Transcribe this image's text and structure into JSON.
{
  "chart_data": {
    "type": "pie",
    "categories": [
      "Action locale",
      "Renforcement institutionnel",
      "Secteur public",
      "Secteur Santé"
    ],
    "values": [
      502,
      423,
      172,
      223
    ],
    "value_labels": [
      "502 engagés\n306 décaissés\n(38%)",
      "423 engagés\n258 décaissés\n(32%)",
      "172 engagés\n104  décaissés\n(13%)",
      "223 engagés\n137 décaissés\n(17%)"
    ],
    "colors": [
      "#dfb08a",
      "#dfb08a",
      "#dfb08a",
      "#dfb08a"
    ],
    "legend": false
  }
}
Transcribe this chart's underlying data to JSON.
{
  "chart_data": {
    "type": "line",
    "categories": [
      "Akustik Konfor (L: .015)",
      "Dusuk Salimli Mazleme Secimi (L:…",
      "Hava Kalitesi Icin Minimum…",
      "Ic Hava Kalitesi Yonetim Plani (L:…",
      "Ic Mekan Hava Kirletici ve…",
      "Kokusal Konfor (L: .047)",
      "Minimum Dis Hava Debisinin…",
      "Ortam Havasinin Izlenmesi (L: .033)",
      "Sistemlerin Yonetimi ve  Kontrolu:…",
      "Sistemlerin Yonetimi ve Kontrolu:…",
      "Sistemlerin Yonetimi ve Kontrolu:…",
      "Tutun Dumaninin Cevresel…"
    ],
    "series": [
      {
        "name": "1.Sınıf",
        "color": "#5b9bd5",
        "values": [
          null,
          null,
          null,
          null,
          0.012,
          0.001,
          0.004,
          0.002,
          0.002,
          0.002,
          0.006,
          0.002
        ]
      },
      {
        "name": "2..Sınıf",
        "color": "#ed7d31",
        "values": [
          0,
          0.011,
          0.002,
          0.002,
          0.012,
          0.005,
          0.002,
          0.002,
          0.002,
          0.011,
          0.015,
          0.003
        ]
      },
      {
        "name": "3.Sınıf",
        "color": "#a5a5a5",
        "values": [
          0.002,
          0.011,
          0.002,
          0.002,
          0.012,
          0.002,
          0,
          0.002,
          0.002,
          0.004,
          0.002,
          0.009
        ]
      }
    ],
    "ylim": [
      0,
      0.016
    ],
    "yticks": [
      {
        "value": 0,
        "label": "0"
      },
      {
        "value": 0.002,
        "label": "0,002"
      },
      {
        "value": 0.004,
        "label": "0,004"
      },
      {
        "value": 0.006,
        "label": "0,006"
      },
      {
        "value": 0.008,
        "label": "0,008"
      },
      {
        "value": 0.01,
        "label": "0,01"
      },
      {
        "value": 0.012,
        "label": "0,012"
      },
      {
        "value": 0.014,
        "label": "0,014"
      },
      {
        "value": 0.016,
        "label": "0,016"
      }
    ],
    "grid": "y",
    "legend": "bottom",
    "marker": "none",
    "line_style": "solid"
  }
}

------------

▶ _TASK PROMPT_: Looking at the records above, report how many lines contain the word "Kalitesi". Answer with the number only.

▶ _RESPONSE TO THE EXERCISE_: 2